** EXERCISE TASK **
Filter this material down to the lines that hold "description", copying each one.

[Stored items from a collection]
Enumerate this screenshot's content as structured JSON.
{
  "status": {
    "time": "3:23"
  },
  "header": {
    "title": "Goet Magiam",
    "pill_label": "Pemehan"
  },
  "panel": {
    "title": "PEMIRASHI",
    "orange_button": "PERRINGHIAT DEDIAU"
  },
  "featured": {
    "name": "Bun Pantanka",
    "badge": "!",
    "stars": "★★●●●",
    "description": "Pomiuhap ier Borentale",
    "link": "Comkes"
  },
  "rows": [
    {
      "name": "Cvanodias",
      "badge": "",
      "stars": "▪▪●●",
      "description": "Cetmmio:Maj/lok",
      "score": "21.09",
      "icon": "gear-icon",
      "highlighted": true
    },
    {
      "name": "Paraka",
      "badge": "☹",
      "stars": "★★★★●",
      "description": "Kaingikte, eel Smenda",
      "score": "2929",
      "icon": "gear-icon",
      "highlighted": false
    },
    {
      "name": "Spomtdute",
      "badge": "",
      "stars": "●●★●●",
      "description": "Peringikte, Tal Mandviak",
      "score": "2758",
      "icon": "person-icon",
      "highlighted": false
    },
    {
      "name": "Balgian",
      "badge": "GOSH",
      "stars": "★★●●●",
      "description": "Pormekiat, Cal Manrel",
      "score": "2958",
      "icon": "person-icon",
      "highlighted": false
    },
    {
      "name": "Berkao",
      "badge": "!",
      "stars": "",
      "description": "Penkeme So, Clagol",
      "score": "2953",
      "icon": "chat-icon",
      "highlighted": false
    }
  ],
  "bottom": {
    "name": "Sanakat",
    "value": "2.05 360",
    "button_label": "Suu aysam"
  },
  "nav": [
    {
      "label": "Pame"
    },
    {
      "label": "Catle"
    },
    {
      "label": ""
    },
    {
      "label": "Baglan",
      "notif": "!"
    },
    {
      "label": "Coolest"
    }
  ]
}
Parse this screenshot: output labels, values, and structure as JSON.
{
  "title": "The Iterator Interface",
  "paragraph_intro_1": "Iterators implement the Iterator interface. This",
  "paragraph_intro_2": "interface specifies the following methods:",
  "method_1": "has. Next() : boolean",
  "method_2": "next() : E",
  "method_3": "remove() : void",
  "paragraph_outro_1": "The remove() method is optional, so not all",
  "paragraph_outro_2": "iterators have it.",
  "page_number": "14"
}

** FINISHED ANSWER **
    "description": "Pomiuhap ier Borentale",
      "description": "Cetmmio:Maj/lok",
      "description": "Kaingikte, eel Smenda",
      "description": "Peringikte, Tal Mandviak",
      "description": "Pormekiat, Cal Manrel",
      "description": "Penkeme So, Clagol",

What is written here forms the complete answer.